#### Stated goal
Rewrite all of the lines below as a JSON list of strings, one string per line, leaving out any blank lines.
── Records provided ──
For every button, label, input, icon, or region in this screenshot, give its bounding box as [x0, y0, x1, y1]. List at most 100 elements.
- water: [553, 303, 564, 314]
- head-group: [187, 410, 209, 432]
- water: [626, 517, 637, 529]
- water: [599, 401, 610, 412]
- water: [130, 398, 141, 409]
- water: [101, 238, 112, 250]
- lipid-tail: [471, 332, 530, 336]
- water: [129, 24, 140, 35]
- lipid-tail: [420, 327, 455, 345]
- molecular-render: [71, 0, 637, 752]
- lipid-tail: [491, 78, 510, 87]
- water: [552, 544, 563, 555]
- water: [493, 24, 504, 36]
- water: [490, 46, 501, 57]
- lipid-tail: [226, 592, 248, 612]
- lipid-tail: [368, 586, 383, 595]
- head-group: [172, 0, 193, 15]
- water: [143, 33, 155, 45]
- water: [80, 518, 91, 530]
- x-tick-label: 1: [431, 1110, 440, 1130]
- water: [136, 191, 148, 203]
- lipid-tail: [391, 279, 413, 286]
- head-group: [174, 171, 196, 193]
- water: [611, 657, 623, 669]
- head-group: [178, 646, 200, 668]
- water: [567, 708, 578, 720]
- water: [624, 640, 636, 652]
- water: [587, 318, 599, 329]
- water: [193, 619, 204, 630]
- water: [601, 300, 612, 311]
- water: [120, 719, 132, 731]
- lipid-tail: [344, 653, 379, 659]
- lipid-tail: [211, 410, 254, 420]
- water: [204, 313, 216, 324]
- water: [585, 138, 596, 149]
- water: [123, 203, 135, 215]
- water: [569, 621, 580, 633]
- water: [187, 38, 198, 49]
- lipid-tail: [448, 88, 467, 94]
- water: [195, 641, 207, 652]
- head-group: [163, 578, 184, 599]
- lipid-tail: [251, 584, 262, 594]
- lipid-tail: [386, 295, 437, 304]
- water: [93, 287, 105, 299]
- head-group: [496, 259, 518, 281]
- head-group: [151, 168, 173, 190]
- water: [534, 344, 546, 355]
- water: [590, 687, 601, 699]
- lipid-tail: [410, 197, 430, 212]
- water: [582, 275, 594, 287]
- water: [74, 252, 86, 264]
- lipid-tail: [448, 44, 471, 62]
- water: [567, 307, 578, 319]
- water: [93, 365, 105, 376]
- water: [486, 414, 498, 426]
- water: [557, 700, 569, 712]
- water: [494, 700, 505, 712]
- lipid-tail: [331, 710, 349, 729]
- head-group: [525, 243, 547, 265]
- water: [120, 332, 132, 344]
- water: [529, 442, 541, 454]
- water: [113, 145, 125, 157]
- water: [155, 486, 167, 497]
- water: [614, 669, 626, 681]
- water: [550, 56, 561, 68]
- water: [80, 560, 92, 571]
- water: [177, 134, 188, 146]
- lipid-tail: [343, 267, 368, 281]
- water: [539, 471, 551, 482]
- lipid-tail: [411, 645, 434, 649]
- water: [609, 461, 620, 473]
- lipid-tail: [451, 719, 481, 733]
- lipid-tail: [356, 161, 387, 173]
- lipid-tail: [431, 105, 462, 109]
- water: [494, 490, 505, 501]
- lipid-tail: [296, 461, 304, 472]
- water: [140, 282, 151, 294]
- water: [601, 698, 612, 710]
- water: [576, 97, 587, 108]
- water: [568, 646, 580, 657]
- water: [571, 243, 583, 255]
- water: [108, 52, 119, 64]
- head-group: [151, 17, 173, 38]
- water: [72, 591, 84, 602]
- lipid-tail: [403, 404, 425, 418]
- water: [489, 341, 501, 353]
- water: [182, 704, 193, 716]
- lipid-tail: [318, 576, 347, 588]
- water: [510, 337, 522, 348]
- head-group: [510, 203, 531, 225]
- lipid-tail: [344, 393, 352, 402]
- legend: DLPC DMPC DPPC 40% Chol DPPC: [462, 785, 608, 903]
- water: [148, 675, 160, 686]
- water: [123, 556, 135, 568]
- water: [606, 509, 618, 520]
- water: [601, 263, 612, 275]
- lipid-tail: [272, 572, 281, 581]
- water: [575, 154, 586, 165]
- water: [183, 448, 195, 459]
───
#### Result of the task
[
  "For every button, label, input, icon, or region in this screenshot, give its bounding box as [x0, y0, x1, y1]. List at most 100 elements.",
  "- water: [553, 303, 564, 314]",
  "- head-group: [187, 410, 209, 432]",
  "- water: [626, 517, 637, 529]",
  "- water: [599, 401, 610, 412]",
  "- water: [130, 398, 141, 409]",
  "- water: [101, 238, 112, 250]",
  "- lipid-tail: [471, 332, 530, 336]",
  "- water: [129, 24, 140, 35]",
  "- lipid-tail: [420, 327, 455, 345]",
  "- molecular-render: [71, 0, 637, 752]",
  "- lipid-tail: [491, 78, 510, 87]",
  "- water: [552, 544, 563, 555]",
  "- water: [493, 24, 504, 36]",
  "- water: [490, 46, 501, 57]",
  "- lipid-tail: [226, 592, 248, 612]",
  "- lipid-tail: [368, 586, 383, 595]",
  "- head-group: [172, 0, 193, 15]",
  "- water: [143, 33, 155, 45]",
  "- water: [80, 518, 91, 530]",
  "- x-tick-label: 1: [431, 1110, 440, 1130]",
  "- water: [136, 191, 148, 203]",
  "- lipid-tail: [391, 279, 413, 286]",
  "- head-group: [174, 171, 196, 193]",
  "- water: [611, 657, 623, 669]",
  "- head-group: [178, 646, 200, 668]",
  "- water: [567, 708, 578, 720]",
  "- water: [624, 640, 636, 652]",
  "- water: [587, 318, 599, 329]",
  "- water: [193, 619, 204, 630]",
  "- water: [601, 300, 612, 311]",
  "- water: [120, 719, 132, 731]",
  "- lipid-tail: [344, 653, 379, 659]",
  "- lipid-tail: [211, 410, 254, 420]",
  "- water: [204, 313, 216, 324]",
  "- water: [585, 138, 596, 149]",
  "- water: [123, 203, 135, 215]",
  "- water: [569, 621, 580, 633]",
  "- water: [187, 38, 198, 49]",
  "- lipid-tail: [448, 88, 467, 94]",
  "- water: [195, 641, 207, 652]",
  "- head-group: [163, 578, 184, 599]",
  "- lipid-tail: [251, 584, 262, 594]",
  "- lipid-tail: [386, 295, 437, 304]",
  "- water: [93, 287, 105, 299]",
  "- head-group: [496, 259, 518, 281]",
  "- head-group: [151, 168, 173, 190]",
  "- water: [534, 344, 546, 355]",
  "- water: [590, 687, 601, 699]",
  "- lipid-tail: [410, 197, 430, 212]",
  "- water: [582, 275, 594, 287]",
  "- water: [74, 252, 86, 264]",
  "- lipid-tail: [448, 44, 471, 62]",
  "- water: [567, 307, 578, 319]",
  "- water: [93, 365, 105, 376]",
  "- water: [486, 414, 498, 426]",
  "- water: [557, 700, 569, 712]",
  "- water: [494, 700, 505, 712]",
  "- lipid-tail: [331, 710, 349, 729]",
  "- head-group: [525, 243, 547, 265]",
  "- water: [120, 332, 132, 344]",
  "- water: [529, 442, 541, 454]",
  "- water: [113, 145, 125, 157]",
  "- water: [155, 486, 167, 497]",
  "- water: [614, 669, 626, 681]",
  "- water: [550, 56, 561, 68]",
  "- water: [80, 560, 92, 571]",
  "- water: [177, 134, 188, 146]",
  "- lipid-tail: [343, 267, 368, 281]",
  "- water: [539, 471, 551, 482]",
  "- lipid-tail: [411, 645, 434, 649]",
  "- water: [609, 461, 620, 473]",
  "- lipid-tail: [451, 719, 481, 733]",
  "- lipid-tail: [356, 161, 387, 173]",
  "- lipid-tail: [431, 105, 462, 109]",
  "- water: [494, 490, 505, 501]",
  "- lipid-tail: [296, 461, 304, 472]",
  "- water: [140, 282, 151, 294]",
  "- water: [601, 698, 612, 710]",
  "- water: [576, 97, 587, 108]",
  "- water: [568, 646, 580, 657]",
  "- water: [571, 243, 583, 255]",
  "- water: [108, 52, 119, 64]",
  "- head-group: [151, 17, 173, 38]",
  "- water: [72, 591, 84, 602]",
  "- lipid-tail: [403, 404, 425, 418]",
  "- water: [489, 341, 501, 353]",
  "- water: [182, 704, 193, 716]",
  "- lipid-tail: [318, 576, 347, 588]",
  "- water: [510, 337, 522, 348]",
  "- head-group: [510, 203, 531, 225]",
  "- lipid-tail: [344, 393, 352, 402]",
  "- legend: DLPC DMPC DPPC 40% Chol DPPC: [462, 785, 608, 903]",
  "- water: [148, 675, 160, 686]",
  "- water: [123, 556, 135, 568]",
  "- water: [606, 509, 618, 520]",
  "- water: [601, 263, 612, 275]",
  "- lipid-tail: [272, 572, 281, 581]",
  "- water: [575, 154, 586, 165]",
  "- water: [183, 448, 195, 459]"
]